** BEGIN **

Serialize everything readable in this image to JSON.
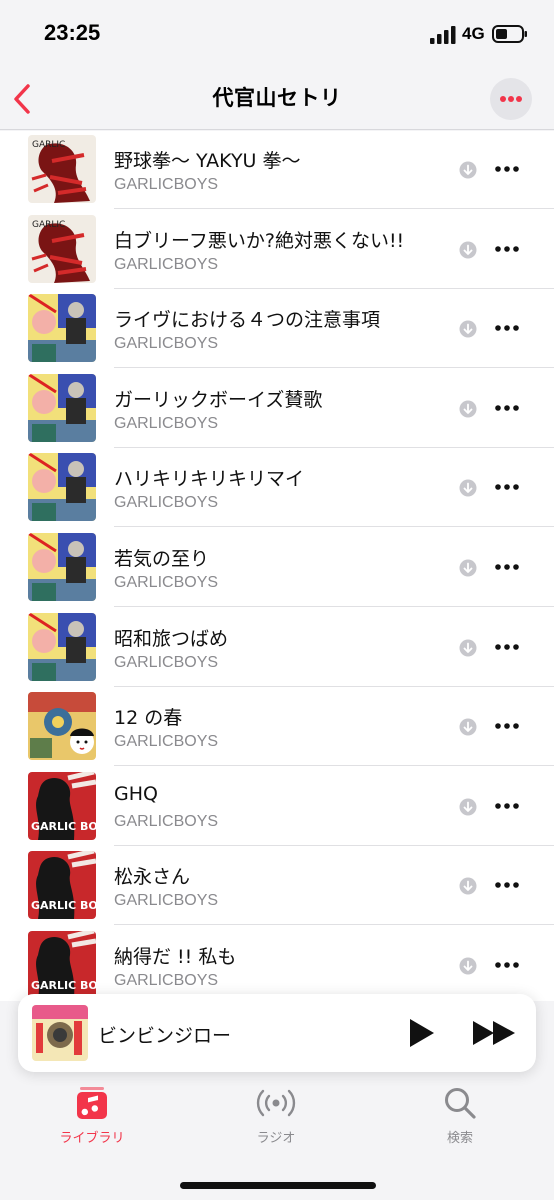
{
  "status_bar": {
    "time": "23:25",
    "network": "4G"
  },
  "nav": {
    "title": "代官山セトリ"
  },
  "tracks": [
    {
      "title": "野球拳〜 YAKYU 拳〜",
      "artist": "GARLICBOYS",
      "art": "a"
    },
    {
      "title": "白ブリーフ悪いか?絶対悪くない!!",
      "artist": "GARLICBOYS",
      "art": "a"
    },
    {
      "title": "ライヴにおける４つの注意事項",
      "artist": "GARLICBOYS",
      "art": "b"
    },
    {
      "title": "ガーリックボーイズ賛歌",
      "artist": "GARLICBOYS",
      "art": "b"
    },
    {
      "title": "ハリキリキリキリマイ",
      "artist": "GARLICBOYS",
      "art": "b"
    },
    {
      "title": "若気の至り",
      "artist": "GARLICBOYS",
      "art": "b"
    },
    {
      "title": "昭和旅つばめ",
      "artist": "GARLICBOYS",
      "art": "b"
    },
    {
      "title": "12 の春",
      "artist": "GARLICBOYS",
      "art": "c"
    },
    {
      "title": "GHQ",
      "artist": "GARLICBOYS",
      "art": "d"
    },
    {
      "title": "松永さん",
      "artist": "GARLICBOYS",
      "art": "d"
    },
    {
      "title": "納得だ !! 私も",
      "artist": "GARLICBOYS",
      "art": "d"
    }
  ],
  "now_playing": {
    "title": "ビンビンジロー"
  },
  "tabs": [
    {
      "label": "ライブラリ",
      "icon": "music-note-icon",
      "active": true
    },
    {
      "label": "ラジオ",
      "icon": "radio-icon",
      "active": false
    },
    {
      "label": "検索",
      "icon": "search-icon",
      "active": false
    }
  ],
  "colors": {
    "accent": "#f2354a",
    "muted": "#8a8a8e"
  }
}
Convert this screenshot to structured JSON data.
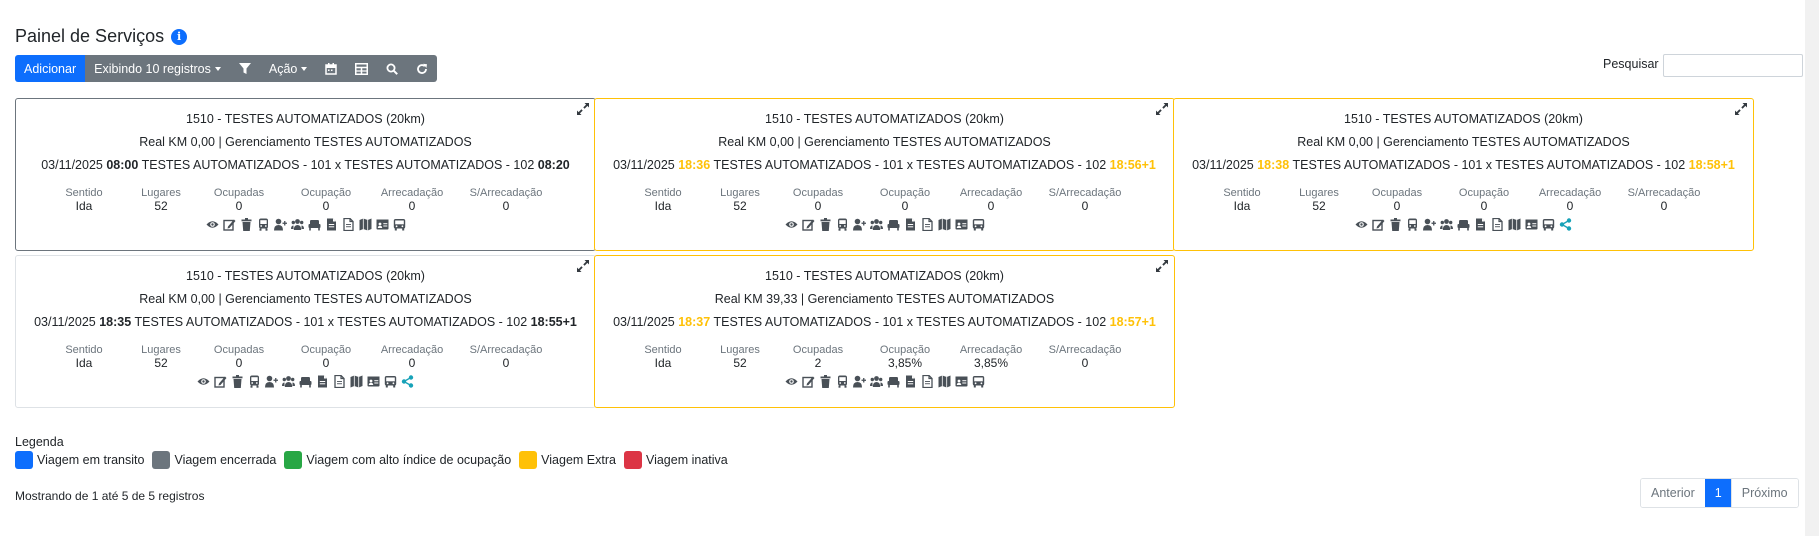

** END **

» Aim of the exercise:
Locate all lines that include the word "JSON" and copy them out.

» Exercise result:
Serialize everything readable in this image to JSON.
Convert this screenshot to structured JSON data.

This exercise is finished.